[Stored records]

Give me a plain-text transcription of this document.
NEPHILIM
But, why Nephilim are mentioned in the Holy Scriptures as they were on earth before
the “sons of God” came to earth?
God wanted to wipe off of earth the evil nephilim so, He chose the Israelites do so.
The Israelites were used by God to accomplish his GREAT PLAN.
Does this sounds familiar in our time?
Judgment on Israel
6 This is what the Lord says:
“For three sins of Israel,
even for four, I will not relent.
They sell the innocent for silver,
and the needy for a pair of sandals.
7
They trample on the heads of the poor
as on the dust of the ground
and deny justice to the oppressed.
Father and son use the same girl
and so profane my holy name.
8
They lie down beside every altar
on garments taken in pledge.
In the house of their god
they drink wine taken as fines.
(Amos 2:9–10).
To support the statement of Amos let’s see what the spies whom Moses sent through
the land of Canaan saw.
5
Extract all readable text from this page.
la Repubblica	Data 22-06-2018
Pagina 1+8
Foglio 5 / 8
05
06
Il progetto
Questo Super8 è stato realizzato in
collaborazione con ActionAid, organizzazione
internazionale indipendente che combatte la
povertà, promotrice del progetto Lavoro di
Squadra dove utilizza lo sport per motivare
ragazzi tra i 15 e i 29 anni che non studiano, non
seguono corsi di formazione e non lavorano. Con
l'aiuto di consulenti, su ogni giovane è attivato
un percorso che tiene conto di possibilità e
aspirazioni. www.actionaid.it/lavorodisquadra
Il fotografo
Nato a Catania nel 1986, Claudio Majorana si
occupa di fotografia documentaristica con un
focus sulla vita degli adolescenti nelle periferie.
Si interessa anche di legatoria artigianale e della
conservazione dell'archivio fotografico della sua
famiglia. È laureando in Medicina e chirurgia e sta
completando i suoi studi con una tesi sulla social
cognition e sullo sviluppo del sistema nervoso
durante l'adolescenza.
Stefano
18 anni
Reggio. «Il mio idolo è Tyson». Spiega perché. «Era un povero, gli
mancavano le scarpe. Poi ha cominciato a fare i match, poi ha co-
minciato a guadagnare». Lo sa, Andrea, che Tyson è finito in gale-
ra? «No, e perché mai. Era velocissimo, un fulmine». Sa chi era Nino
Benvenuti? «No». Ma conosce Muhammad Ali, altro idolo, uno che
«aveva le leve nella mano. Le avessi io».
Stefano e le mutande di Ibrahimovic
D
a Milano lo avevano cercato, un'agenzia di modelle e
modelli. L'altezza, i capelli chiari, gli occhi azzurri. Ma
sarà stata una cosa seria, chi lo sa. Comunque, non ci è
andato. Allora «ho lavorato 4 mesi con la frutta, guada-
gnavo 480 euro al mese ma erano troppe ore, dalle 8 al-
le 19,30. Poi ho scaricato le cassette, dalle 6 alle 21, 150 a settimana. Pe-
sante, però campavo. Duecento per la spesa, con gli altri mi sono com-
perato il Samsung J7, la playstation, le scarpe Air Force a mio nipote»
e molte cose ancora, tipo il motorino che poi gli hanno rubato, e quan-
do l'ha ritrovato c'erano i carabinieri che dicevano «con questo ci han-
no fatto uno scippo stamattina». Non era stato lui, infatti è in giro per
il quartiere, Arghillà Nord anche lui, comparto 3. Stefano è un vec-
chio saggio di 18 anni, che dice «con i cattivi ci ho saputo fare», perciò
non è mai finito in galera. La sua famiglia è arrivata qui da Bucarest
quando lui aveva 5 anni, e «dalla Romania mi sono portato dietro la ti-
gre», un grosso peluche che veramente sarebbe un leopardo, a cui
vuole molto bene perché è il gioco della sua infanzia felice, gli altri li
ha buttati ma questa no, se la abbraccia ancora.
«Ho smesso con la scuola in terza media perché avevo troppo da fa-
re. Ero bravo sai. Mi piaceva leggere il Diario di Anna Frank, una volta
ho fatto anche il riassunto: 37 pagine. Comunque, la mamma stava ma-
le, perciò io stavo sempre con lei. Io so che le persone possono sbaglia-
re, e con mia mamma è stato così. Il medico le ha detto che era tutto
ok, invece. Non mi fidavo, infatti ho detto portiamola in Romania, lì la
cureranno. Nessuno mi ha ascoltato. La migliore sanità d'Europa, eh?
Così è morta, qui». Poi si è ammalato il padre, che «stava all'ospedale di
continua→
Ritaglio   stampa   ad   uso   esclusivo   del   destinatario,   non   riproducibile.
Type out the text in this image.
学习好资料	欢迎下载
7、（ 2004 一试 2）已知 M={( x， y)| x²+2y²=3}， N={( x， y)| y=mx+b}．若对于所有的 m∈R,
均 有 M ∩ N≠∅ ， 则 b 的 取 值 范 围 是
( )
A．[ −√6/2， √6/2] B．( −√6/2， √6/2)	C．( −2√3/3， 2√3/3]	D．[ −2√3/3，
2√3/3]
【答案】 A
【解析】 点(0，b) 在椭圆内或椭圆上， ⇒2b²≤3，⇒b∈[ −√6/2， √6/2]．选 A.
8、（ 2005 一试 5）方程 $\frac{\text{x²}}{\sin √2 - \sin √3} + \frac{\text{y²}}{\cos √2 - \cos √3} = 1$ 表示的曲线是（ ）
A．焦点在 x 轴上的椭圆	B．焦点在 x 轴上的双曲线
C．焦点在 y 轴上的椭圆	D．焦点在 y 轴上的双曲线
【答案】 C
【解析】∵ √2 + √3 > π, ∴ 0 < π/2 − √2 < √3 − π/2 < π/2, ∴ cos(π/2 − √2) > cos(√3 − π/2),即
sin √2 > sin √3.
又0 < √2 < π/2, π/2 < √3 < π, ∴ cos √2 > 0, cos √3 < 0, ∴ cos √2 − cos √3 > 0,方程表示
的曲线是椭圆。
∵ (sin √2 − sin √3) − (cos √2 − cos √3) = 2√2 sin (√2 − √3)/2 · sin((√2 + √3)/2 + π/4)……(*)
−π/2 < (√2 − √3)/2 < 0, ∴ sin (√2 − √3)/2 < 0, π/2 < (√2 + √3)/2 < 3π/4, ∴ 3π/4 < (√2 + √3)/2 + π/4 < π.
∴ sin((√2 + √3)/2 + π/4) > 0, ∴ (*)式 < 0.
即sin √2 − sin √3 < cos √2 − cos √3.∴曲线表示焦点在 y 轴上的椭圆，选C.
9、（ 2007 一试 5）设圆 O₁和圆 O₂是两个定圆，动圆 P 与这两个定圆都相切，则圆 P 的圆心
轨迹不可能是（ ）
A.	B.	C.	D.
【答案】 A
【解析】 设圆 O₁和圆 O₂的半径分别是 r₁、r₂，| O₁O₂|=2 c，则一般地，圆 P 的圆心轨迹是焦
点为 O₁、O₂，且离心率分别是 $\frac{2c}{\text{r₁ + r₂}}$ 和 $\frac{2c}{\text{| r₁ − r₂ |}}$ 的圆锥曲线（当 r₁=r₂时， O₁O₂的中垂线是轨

_Task goal_
Go over the entries above and say how many lines hold the string "famiglia", with no other text.

_Exercise result_
2